[Spatial layout rows]
___

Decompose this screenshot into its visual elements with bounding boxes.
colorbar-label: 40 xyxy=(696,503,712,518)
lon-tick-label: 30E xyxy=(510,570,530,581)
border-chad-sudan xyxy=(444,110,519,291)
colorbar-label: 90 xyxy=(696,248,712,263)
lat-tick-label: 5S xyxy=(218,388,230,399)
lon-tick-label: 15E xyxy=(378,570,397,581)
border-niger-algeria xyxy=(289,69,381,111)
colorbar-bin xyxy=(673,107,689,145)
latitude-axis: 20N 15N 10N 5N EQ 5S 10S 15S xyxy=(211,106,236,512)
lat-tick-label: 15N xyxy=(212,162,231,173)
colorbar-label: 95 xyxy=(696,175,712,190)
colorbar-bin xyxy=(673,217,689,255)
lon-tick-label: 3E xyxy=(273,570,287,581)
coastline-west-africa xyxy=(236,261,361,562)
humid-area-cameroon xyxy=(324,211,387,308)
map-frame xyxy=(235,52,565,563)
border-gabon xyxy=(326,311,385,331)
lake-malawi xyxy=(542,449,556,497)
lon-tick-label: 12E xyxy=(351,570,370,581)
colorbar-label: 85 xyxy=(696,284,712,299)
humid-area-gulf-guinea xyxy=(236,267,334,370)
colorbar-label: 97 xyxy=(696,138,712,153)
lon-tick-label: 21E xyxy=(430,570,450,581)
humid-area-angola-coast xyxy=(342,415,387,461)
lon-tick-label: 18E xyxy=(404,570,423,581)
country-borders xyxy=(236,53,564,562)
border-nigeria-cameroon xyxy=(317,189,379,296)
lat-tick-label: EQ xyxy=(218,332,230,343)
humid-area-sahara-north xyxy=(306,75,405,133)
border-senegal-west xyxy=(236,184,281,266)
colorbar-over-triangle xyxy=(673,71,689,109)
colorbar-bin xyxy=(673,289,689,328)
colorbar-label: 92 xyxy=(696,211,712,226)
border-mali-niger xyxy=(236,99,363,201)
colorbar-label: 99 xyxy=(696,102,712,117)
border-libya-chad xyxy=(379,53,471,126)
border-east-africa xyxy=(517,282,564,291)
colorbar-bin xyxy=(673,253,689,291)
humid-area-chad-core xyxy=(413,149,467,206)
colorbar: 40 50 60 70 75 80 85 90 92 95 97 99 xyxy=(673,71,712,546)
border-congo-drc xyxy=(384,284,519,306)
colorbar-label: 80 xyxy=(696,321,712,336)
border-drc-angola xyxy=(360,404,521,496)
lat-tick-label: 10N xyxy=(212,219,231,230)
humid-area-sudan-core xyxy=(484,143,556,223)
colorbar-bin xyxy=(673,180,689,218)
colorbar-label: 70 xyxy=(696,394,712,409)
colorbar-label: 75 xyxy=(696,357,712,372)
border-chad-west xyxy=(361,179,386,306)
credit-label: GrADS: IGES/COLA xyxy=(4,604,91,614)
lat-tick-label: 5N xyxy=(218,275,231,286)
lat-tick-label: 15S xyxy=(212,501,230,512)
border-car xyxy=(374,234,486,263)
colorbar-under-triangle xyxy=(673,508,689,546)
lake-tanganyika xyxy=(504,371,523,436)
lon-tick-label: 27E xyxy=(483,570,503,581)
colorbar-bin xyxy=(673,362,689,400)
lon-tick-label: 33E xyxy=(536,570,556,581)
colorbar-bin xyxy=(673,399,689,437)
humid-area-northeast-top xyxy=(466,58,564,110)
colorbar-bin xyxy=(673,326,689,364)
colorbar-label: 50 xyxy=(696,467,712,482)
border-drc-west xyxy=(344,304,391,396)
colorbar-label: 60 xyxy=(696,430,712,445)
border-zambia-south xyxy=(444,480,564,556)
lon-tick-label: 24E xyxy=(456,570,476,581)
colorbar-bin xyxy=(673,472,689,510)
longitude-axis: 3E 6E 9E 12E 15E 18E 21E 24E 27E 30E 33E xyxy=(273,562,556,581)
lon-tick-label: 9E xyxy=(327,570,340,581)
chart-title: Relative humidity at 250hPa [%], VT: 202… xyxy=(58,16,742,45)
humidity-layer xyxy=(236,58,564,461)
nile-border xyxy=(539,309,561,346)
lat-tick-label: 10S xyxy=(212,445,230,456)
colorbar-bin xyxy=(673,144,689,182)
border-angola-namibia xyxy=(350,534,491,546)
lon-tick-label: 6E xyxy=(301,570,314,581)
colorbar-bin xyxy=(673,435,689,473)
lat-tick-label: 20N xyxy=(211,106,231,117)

___

*What is expected*
Rewrite the rows above, swapping each "colorbar-bin" for "legend-bin" and leaving everything else unchanged.

*Final result*
Decompose this screenshot into its visual elements with bounding boxes.
colorbar-label: 40 xyxy=(696,503,712,518)
lon-tick-label: 30E xyxy=(510,570,530,581)
border-chad-sudan xyxy=(444,110,519,291)
colorbar-label: 90 xyxy=(696,248,712,263)
lat-tick-label: 5S xyxy=(218,388,230,399)
lon-tick-label: 15E xyxy=(378,570,397,581)
border-niger-algeria xyxy=(289,69,381,111)
legend-bin xyxy=(673,107,689,145)
latitude-axis: 20N 15N 10N 5N EQ 5S 10S 15S xyxy=(211,106,236,512)
lat-tick-label: 15N xyxy=(212,162,231,173)
colorbar-label: 95 xyxy=(696,175,712,190)
legend-bin xyxy=(673,217,689,255)
lon-tick-label: 3E xyxy=(273,570,287,581)
coastline-west-africa xyxy=(236,261,361,562)
humid-area-cameroon xyxy=(324,211,387,308)
map-frame xyxy=(235,52,565,563)
border-gabon xyxy=(326,311,385,331)
lake-malawi xyxy=(542,449,556,497)
lon-tick-label: 12E xyxy=(351,570,370,581)
colorbar-label: 85 xyxy=(696,284,712,299)
humid-area-gulf-guinea xyxy=(236,267,334,370)
colorbar-label: 97 xyxy=(696,138,712,153)
lon-tick-label: 21E xyxy=(430,570,450,581)
humid-area-angola-coast xyxy=(342,415,387,461)
lon-tick-label: 18E xyxy=(404,570,423,581)
country-borders xyxy=(236,53,564,562)
border-nigeria-cameroon xyxy=(317,189,379,296)
lat-tick-label: EQ xyxy=(218,332,230,343)
humid-area-sahara-north xyxy=(306,75,405,133)
border-senegal-west xyxy=(236,184,281,266)
colorbar-over-triangle xyxy=(673,71,689,109)
legend-bin xyxy=(673,289,689,328)
colorbar-label: 92 xyxy=(696,211,712,226)
border-mali-niger xyxy=(236,99,363,201)
colorbar-label: 99 xyxy=(696,102,712,117)
border-libya-chad xyxy=(379,53,471,126)
border-east-africa xyxy=(517,282,564,291)
legend-bin xyxy=(673,253,689,291)
humid-area-chad-core xyxy=(413,149,467,206)
colorbar: 40 50 60 70 75 80 85 90 92 95 97 99 xyxy=(673,71,712,546)
border-congo-drc xyxy=(384,284,519,306)
colorbar-label: 80 xyxy=(696,321,712,336)
border-drc-angola xyxy=(360,404,521,496)
lat-tick-label: 10N xyxy=(212,219,231,230)
humid-area-sudan-core xyxy=(484,143,556,223)
legend-bin xyxy=(673,180,689,218)
colorbar-label: 70 xyxy=(696,394,712,409)
colorbar-label: 75 xyxy=(696,357,712,372)
border-chad-west xyxy=(361,179,386,306)
credit-label: GrADS: IGES/COLA xyxy=(4,604,91,614)
lat-tick-label: 5N xyxy=(218,275,231,286)
lat-tick-label: 15S xyxy=(212,501,230,512)
border-car xyxy=(374,234,486,263)
colorbar-under-triangle xyxy=(673,508,689,546)
lake-tanganyika xyxy=(504,371,523,436)
lon-tick-label: 27E xyxy=(483,570,503,581)
legend-bin xyxy=(673,362,689,400)
lon-tick-label: 33E xyxy=(536,570,556,581)
legend-bin xyxy=(673,399,689,437)
humid-area-northeast-top xyxy=(466,58,564,110)
legend-bin xyxy=(673,326,689,364)
colorbar-label: 50 xyxy=(696,467,712,482)
border-drc-west xyxy=(344,304,391,396)
colorbar-label: 60 xyxy=(696,430,712,445)
border-zambia-south xyxy=(444,480,564,556)
lon-tick-label: 24E xyxy=(456,570,476,581)
legend-bin xyxy=(673,472,689,510)
longitude-axis: 3E 6E 9E 12E 15E 18E 21E 24E 27E 30E 33E xyxy=(273,562,556,581)
lon-tick-label: 9E xyxy=(327,570,340,581)
chart-title: Relative humidity at 250hPa [%], VT: 202… xyxy=(58,16,742,45)
humidity-layer xyxy=(236,58,564,461)
nile-border xyxy=(539,309,561,346)
lat-tick-label: 10S xyxy=(212,445,230,456)
legend-bin xyxy=(673,144,689,182)
border-angola-namibia xyxy=(350,534,491,546)
lon-tick-label: 6E xyxy=(301,570,314,581)
legend-bin xyxy=(673,435,689,473)
lat-tick-label: 20N xyxy=(211,106,231,117)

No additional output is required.